*INPUT ROWS*:
═══

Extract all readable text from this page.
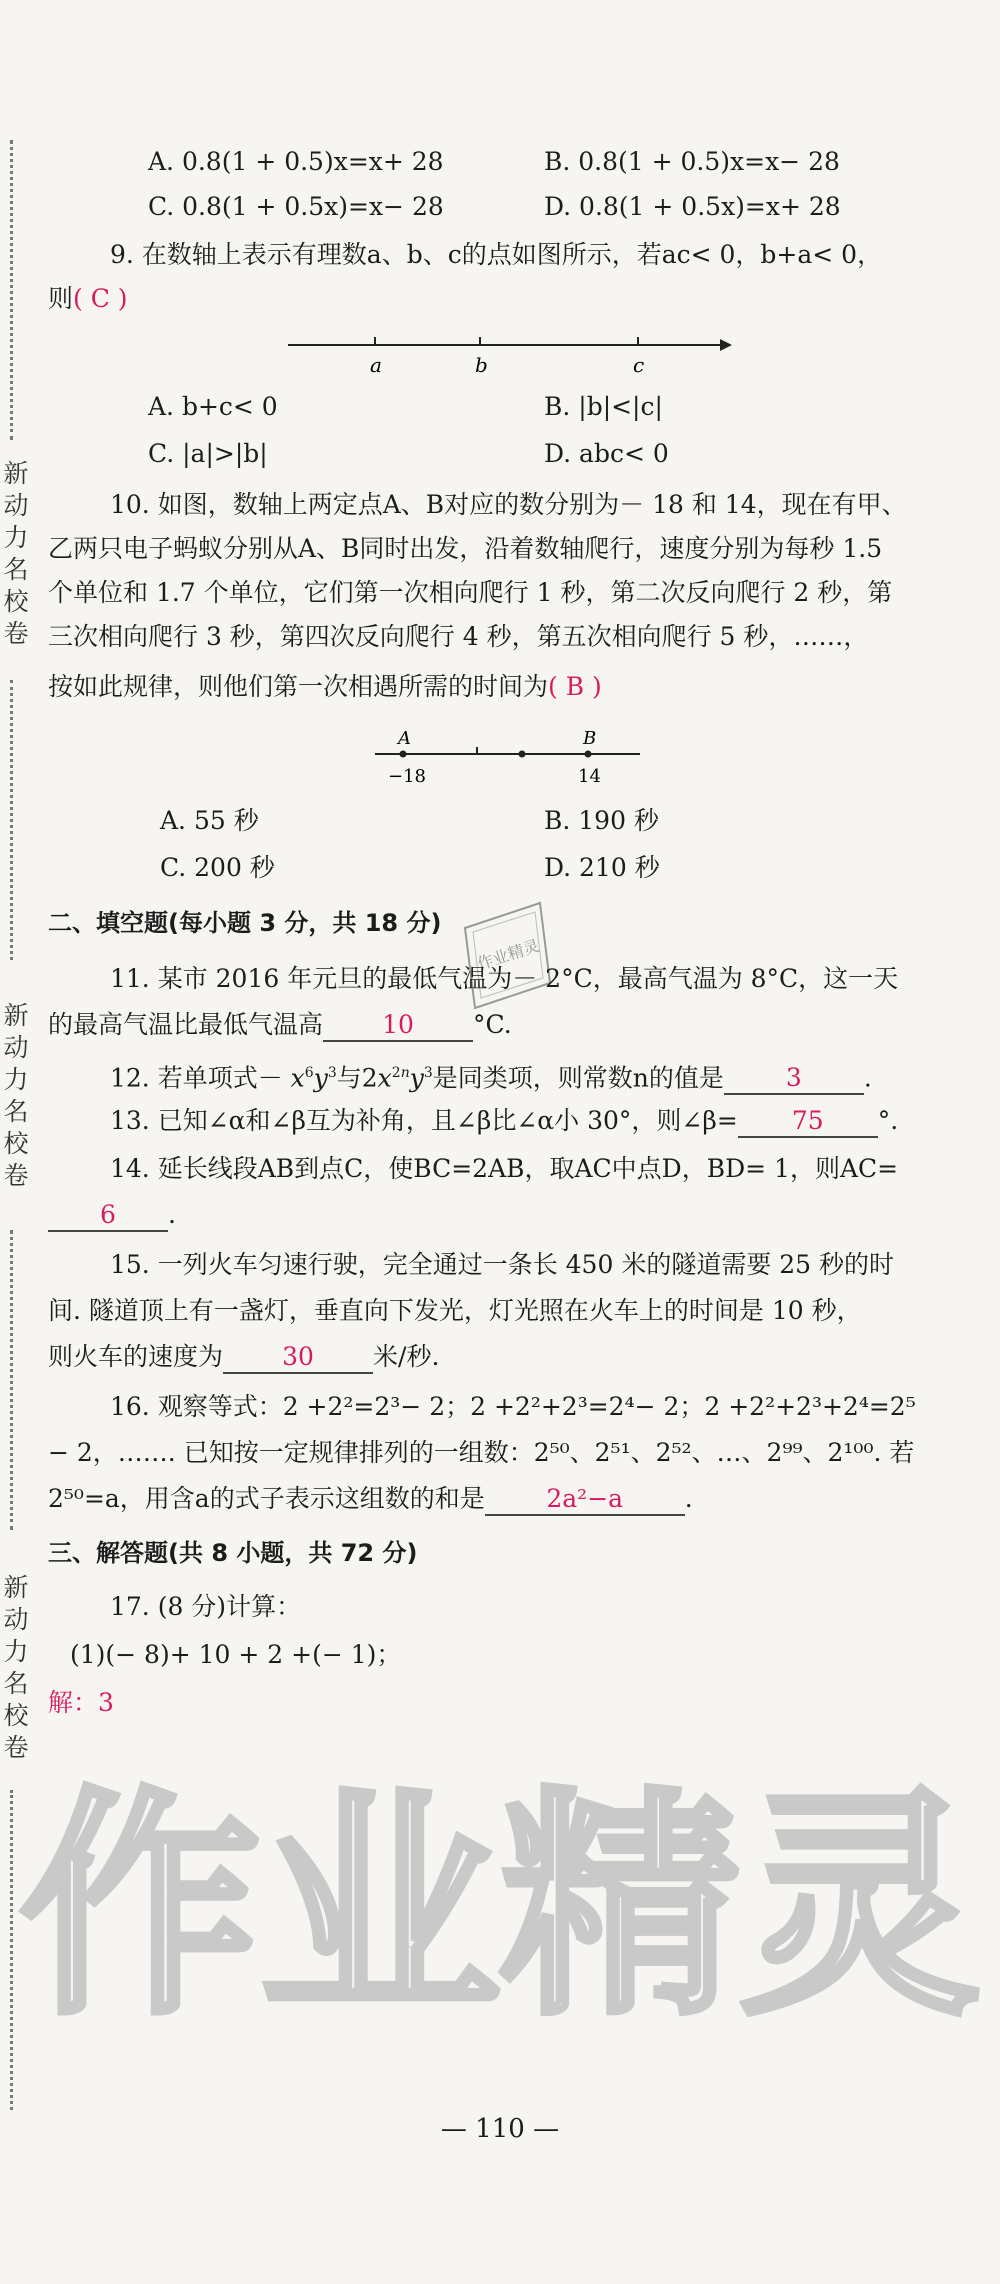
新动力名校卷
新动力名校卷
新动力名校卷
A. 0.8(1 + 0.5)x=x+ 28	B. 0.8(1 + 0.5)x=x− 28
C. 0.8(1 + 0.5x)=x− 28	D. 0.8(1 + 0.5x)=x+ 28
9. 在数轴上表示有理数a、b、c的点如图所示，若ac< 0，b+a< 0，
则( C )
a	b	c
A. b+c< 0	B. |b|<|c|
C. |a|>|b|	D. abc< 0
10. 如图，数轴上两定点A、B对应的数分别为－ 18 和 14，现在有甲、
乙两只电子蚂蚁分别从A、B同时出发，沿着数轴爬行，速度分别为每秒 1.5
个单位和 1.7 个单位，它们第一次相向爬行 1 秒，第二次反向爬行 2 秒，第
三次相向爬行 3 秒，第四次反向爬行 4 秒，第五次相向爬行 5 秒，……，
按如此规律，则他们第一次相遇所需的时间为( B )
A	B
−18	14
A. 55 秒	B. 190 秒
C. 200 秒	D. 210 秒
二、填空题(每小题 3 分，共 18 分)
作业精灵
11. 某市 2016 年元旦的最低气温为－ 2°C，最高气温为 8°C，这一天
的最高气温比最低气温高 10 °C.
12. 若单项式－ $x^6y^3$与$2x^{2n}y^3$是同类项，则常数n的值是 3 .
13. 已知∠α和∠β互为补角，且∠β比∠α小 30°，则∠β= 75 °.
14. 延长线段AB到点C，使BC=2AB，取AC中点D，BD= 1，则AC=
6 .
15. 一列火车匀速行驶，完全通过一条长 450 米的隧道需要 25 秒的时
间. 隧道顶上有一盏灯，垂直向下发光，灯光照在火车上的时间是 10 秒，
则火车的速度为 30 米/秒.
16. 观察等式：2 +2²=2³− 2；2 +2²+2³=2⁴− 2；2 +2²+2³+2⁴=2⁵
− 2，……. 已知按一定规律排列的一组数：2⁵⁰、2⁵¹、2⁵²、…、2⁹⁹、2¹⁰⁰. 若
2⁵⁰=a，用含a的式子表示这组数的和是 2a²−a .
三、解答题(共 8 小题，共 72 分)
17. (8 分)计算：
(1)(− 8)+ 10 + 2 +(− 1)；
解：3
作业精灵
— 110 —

═══

*TO DO*: Copy out every line of the material above exactly, skipping the pictures.

*RESULT OF THIS EXERCISE*:
Extract all readable text from this page.
新动力名校卷
新动力名校卷
新动力名校卷
A. 0.8(1 + 0.5)x=x+ 28	B. 0.8(1 + 0.5)x=x− 28
C. 0.8(1 + 0.5x)=x− 28	D. 0.8(1 + 0.5x)=x+ 28
9. 在数轴上表示有理数a、b、c的点如图所示，若ac< 0，b+a< 0，
则( C )
a	b	c
A. b+c< 0	B. |b|<|c|
C. |a|>|b|	D. abc< 0
10. 如图，数轴上两定点A、B对应的数分别为－ 18 和 14，现在有甲、
乙两只电子蚂蚁分别从A、B同时出发，沿着数轴爬行，速度分别为每秒 1.5
个单位和 1.7 个单位，它们第一次相向爬行 1 秒，第二次反向爬行 2 秒，第
三次相向爬行 3 秒，第四次反向爬行 4 秒，第五次相向爬行 5 秒，……，
按如此规律，则他们第一次相遇所需的时间为( B )
A	B
−18	14
A. 55 秒	B. 190 秒
C. 200 秒	D. 210 秒
二、填空题(每小题 3 分，共 18 分)
作业精灵
11. 某市 2016 年元旦的最低气温为－ 2°C，最高气温为 8°C，这一天
的最高气温比最低气温高 10 °C.
12. 若单项式－ $x^6y^3$与$2x^{2n}y^3$是同类项，则常数n的值是 3 .
13. 已知∠α和∠β互为补角，且∠β比∠α小 30°，则∠β= 75 °.
14. 延长线段AB到点C，使BC=2AB，取AC中点D，BD= 1，则AC=
6 .
15. 一列火车匀速行驶，完全通过一条长 450 米的隧道需要 25 秒的时
间. 隧道顶上有一盏灯，垂直向下发光，灯光照在火车上的时间是 10 秒，
则火车的速度为 30 米/秒.
16. 观察等式：2 +2²=2³− 2；2 +2²+2³=2⁴− 2；2 +2²+2³+2⁴=2⁵
− 2，……. 已知按一定规律排列的一组数：2⁵⁰、2⁵¹、2⁵²、…、2⁹⁹、2¹⁰⁰. 若
2⁵⁰=a，用含a的式子表示这组数的和是 2a²−a .
三、解答题(共 8 小题，共 72 分)
17. (8 分)计算：
(1)(− 8)+ 10 + 2 +(− 1)；
解：3
作业精灵
— 110 —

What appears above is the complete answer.